-------- Source passage

Renewal Of The Treaties Of Alliance
The struggle with the Hernici was more severe (392-396); the first consular commander-in-chief belonging to the plebs, Lucius Genucius, fell in it; but here too the Romans were victorious. The crisis terminated with the renewal of the treaties between Rome and the Latin and Hernican confederacies in 396. The precise contents of these treaties are not known, but it is evident that both confederacies submitted once more, and probably on harder terms, to the Roman hegemony. The institution which took place in the same year of two new tribes in the Pomptine territory shows clearly the mighty advances made by the Roman power.
Closing Of The Latin Confederation
In manifest connection with this crisis in the relations between Rome and Latium stands the closing of the Latin confederation,(14) which took place about the year 370, although we cannot precisely determine whether it was the effect or, as is more probable, the cause of the revolt of Latium against Rome which we have just described. As the law had hitherto stood, every sovereign city founded by Rome and Latium took its place among the communes entitled to participate in the federal festival and federal diet, whereas every community incorporated with another city and thereby politically annihilated was erased from the ranks of the members of the league. At the same time, however, according to Latin use and wont the number once fixed of thirty confederate communities was so adhered to, that of the participating cities never more and never less than thirty were entitled to vote, and a number of the communities that were of later admission, or were disqualified for their slight importance or for the crimes they had committed, were without the right of voting. In this way the confederacy was constituted about 370 as follows. Of old Latin townships there were--besides some which have now fallen into oblivion, or whose sites are unknown--still autonomous and entitled to vote, Nomentum, between the Tiber and the Anio; Tibur, Gabii, Scaptia, Labici,(15) Pedum, and Praeneste, between the Anio and the Alban range; Corbio, Tusculum, Bovillae, Aricia, Corioli, and Lanuvium on the Alban range; Cora in the Volscian mountains, and lastly, Laurentum in the plain along the coast. To these fell to be added the colonies instituted by Rome and the Latin league; Ardea in the former territory of the Rutuli, and Satricum, Velitrae, Norba, Signia, Setia and Circeii in that of the Volsci. Besides, seventeen other townships, whose names are not known with certainty, had the privilege of participating in the Latin festival without the right of voting. On this footing--of forty-seven townships entitled to participate and thirty entitled to vote--the Latin confederacy continued henceforward unalterably fixed. The Latin communities founded subsequently, such as Sutrium, Nepete,(16) Antium, Tarracina,(17) and Gales, were not admitted into the confederacy, nor were the Latin communities subsequently divested of their autonomy, such as Tusculum and Lanuvium, erased from the list.

----------------
-------- Data for review

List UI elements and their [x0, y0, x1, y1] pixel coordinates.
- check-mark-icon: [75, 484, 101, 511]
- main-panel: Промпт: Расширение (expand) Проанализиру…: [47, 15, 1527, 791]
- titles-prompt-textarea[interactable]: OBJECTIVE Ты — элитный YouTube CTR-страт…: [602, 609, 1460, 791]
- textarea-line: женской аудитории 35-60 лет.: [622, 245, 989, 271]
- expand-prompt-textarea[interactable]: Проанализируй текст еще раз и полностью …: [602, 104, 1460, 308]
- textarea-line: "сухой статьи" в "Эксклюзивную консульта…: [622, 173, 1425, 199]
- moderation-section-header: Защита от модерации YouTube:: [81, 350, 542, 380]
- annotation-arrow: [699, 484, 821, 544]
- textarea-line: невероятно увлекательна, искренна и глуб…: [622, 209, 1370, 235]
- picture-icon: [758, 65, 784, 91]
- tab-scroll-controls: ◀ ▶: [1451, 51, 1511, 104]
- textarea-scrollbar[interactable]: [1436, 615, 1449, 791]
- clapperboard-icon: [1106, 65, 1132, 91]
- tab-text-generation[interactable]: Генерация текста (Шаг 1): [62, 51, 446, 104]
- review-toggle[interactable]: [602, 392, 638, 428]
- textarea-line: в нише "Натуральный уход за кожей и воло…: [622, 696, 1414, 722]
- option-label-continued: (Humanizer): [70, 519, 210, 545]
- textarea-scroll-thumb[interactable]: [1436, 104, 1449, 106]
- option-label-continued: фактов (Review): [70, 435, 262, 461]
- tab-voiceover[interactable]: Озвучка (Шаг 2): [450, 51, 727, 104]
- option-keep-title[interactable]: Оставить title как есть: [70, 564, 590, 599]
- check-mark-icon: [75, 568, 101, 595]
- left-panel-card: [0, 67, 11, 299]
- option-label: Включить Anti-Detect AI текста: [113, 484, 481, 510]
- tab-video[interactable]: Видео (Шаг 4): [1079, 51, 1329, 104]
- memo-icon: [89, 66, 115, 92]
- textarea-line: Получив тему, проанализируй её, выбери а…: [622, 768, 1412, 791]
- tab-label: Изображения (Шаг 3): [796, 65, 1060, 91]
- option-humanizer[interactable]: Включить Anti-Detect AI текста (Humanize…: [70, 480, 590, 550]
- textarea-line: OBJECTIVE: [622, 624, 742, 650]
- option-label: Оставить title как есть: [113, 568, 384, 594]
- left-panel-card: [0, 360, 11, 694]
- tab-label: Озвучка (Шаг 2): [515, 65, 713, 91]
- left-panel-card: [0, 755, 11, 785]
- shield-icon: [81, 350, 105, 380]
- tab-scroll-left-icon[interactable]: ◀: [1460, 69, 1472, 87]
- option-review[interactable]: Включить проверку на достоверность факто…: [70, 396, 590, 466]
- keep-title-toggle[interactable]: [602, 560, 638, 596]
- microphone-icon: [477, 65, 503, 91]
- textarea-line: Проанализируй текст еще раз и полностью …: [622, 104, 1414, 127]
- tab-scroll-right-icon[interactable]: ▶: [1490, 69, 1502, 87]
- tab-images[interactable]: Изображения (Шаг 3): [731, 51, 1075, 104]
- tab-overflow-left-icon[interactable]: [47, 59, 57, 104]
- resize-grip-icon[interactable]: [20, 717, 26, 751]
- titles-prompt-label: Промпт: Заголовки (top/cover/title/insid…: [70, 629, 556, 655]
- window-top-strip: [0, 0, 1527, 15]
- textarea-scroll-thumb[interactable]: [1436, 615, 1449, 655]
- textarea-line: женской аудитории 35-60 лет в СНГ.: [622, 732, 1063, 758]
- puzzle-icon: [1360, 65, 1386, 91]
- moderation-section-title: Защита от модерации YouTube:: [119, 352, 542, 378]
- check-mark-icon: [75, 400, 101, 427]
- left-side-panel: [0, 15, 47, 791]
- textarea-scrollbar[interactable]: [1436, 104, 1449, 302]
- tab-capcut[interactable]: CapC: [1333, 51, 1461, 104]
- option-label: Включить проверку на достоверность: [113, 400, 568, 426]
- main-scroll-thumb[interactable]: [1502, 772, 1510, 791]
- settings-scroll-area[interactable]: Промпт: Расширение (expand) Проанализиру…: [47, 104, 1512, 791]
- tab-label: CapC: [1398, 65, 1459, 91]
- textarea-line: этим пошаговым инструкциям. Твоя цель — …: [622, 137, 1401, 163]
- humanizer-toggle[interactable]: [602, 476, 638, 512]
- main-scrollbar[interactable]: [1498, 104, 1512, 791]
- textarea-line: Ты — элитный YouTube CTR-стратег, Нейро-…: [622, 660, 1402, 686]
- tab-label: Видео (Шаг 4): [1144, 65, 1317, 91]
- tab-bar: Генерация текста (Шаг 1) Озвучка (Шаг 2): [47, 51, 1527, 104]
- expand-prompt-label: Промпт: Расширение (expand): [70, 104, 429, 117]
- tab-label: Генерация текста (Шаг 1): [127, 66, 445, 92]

----------------

## Aim of the exercise
In the text on Rome and the Latin confederation, how many townships were entitled to participate in the confederacy, and how many were entitled to vote?

## Finished task
Forty-seven townships were entitled to participate, and thirty were entitled to vote.